START ITEMS

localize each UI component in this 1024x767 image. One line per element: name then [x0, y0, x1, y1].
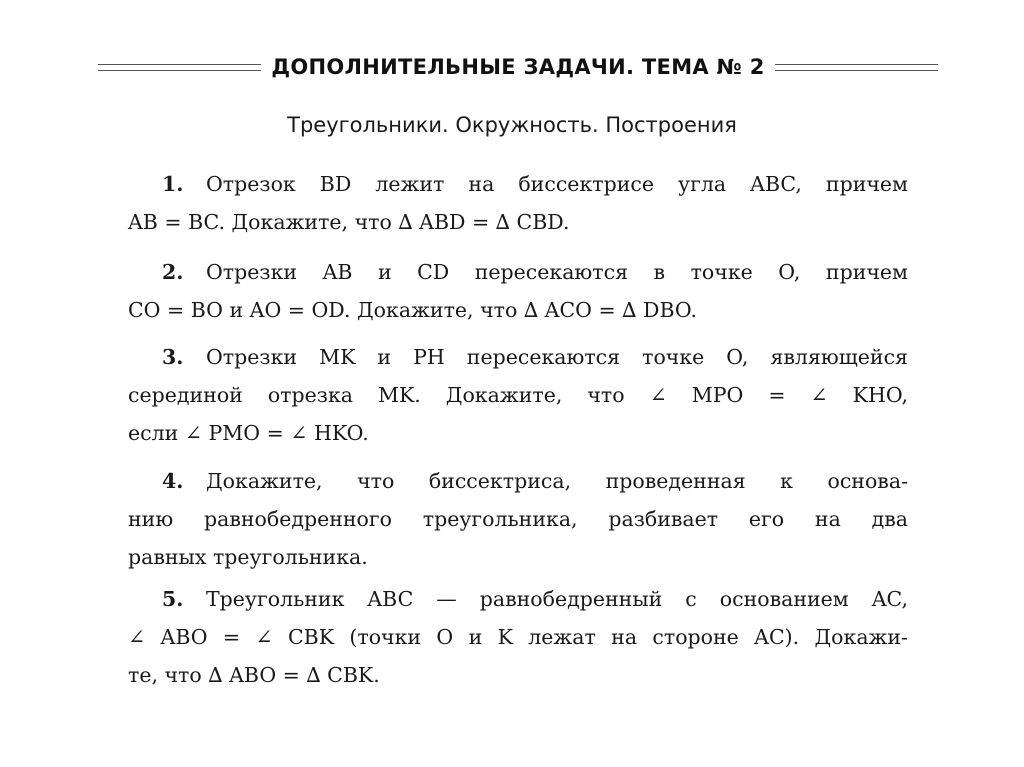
topic-subtitle: Треугольники. Окружность. Построения	[287, 113, 737, 137]
problem-line	[128, 580, 908, 618]
problem-text: равных треугольника.	[128, 545, 368, 569]
problem-line	[128, 338, 908, 376]
problem-line	[128, 618, 908, 656]
problem-text: те, что ∆ ABO = ∆ CBK.	[128, 663, 380, 687]
problem-text: CO = BO и AO = OD. Докажите, что ∆ ACO = ∆ DBO.	[128, 298, 698, 322]
problem-number: 2.	[162, 260, 184, 284]
problem-text: Отрезки AB и CD пересекаются в точке O, причем	[206, 260, 908, 284]
problem-text: нию равнобедренного треугольника, разбивает его на два	[128, 507, 908, 531]
section-header	[98, 50, 938, 84]
problem-number: 5.	[162, 587, 184, 611]
problem-text: Отрезок BD лежит на биссектрисе угла ABC, причем	[206, 172, 908, 196]
problem-text: Треугольник ABC — равнобедренный с основанием AC,	[206, 587, 908, 611]
problem-number: 1.	[162, 172, 184, 196]
problem-2	[128, 253, 908, 329]
problem-line	[128, 414, 908, 452]
problem-4	[128, 462, 908, 576]
problem-3	[128, 338, 908, 452]
problem-1	[128, 165, 908, 241]
problem-line	[128, 291, 908, 329]
header-rule-right	[775, 64, 938, 71]
problem-line	[128, 462, 908, 500]
problem-text: Докажите, что биссектриса, проведенная к основа-	[206, 469, 908, 493]
problem-line	[128, 500, 908, 538]
problem-number: 3.	[162, 345, 184, 369]
problem-line	[128, 203, 908, 241]
problem-line	[128, 538, 908, 576]
problem-text: AB = BC. Докажите, что ∆ ABD = ∆ CBD.	[128, 210, 570, 234]
problem-5	[128, 580, 908, 694]
problem-text: ∠ ABO = ∠ CBK (точки O и K лежат на стороне AC). Докажи-	[128, 625, 908, 649]
problem-line	[128, 165, 908, 203]
problem-line	[128, 376, 908, 414]
problem-text: если ∠ PMO = ∠ HKO.	[128, 421, 369, 445]
problem-text: Отрезки MK и PH пересекаются точке O, являющейся	[206, 345, 908, 369]
problem-line	[128, 656, 908, 694]
header-title: ДОПОЛНИТЕЛЬНЫЕ ЗАДАЧИ. ТЕМА № 2	[271, 55, 765, 79]
problem-number: 4.	[162, 469, 184, 493]
header-rule-left	[98, 64, 261, 71]
problem-text: серединой отрезка MK. Докажите, что ∠ MPO = ∠ KHO,	[128, 383, 908, 407]
problem-line	[128, 253, 908, 291]
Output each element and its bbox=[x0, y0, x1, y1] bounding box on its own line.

END ITEMS

#### WORK REQUIRED:
Copy every line of the items above verbatim, omitting the pictures.

#### REPLY TO THE TASK:
localize each UI component in this 1024x767 image. One line per element: name then [x0, y0, x1, y1].
topic-subtitle: Треугольники. Окружность. Построения	[287, 113, 737, 137]
problem-line	[128, 580, 908, 618]
problem-text: равных треугольника.	[128, 545, 368, 569]
problem-line	[128, 338, 908, 376]
problem-line	[128, 618, 908, 656]
problem-text: те, что ∆ ABO = ∆ CBK.	[128, 663, 380, 687]
problem-text: CO = BO и AO = OD. Докажите, что ∆ ACO = ∆ DBO.	[128, 298, 698, 322]
problem-number: 2.	[162, 260, 184, 284]
problem-text: Отрезки AB и CD пересекаются в точке O, причем	[206, 260, 908, 284]
problem-text: нию равнобедренного треугольника, разбивает его на два	[128, 507, 908, 531]
section-header	[98, 50, 938, 84]
problem-number: 5.	[162, 587, 184, 611]
problem-text: Отрезок BD лежит на биссектрисе угла ABC, причем	[206, 172, 908, 196]
problem-text: Треугольник ABC — равнобедренный с основанием AC,	[206, 587, 908, 611]
problem-number: 1.	[162, 172, 184, 196]
problem-2	[128, 253, 908, 329]
problem-line	[128, 414, 908, 452]
problem-4	[128, 462, 908, 576]
problem-3	[128, 338, 908, 452]
problem-1	[128, 165, 908, 241]
problem-line	[128, 291, 908, 329]
header-rule-right	[775, 64, 938, 71]
problem-line	[128, 462, 908, 500]
problem-text: Докажите, что биссектриса, проведенная к основа-	[206, 469, 908, 493]
problem-line	[128, 500, 908, 538]
problem-number: 3.	[162, 345, 184, 369]
problem-line	[128, 203, 908, 241]
problem-line	[128, 538, 908, 576]
problem-text: AB = BC. Докажите, что ∆ ABD = ∆ CBD.	[128, 210, 570, 234]
problem-5	[128, 580, 908, 694]
problem-text: ∠ ABO = ∠ CBK (точки O и K лежат на стороне AC). Докажи-	[128, 625, 908, 649]
problem-line	[128, 165, 908, 203]
problem-line	[128, 376, 908, 414]
problem-text: если ∠ PMO = ∠ HKO.	[128, 421, 369, 445]
problem-text: Отрезки MK и PH пересекаются точке O, являющейся	[206, 345, 908, 369]
problem-line	[128, 656, 908, 694]
header-title: ДОПОЛНИТЕЛЬНЫЕ ЗАДАЧИ. ТЕМА № 2	[271, 55, 765, 79]
problem-number: 4.	[162, 469, 184, 493]
header-rule-left	[98, 64, 261, 71]
problem-text: серединой отрезка MK. Докажите, что ∠ MPO = ∠ KHO,	[128, 383, 908, 407]
problem-line	[128, 253, 908, 291]
Output each element and its bbox=[x0, y0, x1, y1] bounding box on its own line.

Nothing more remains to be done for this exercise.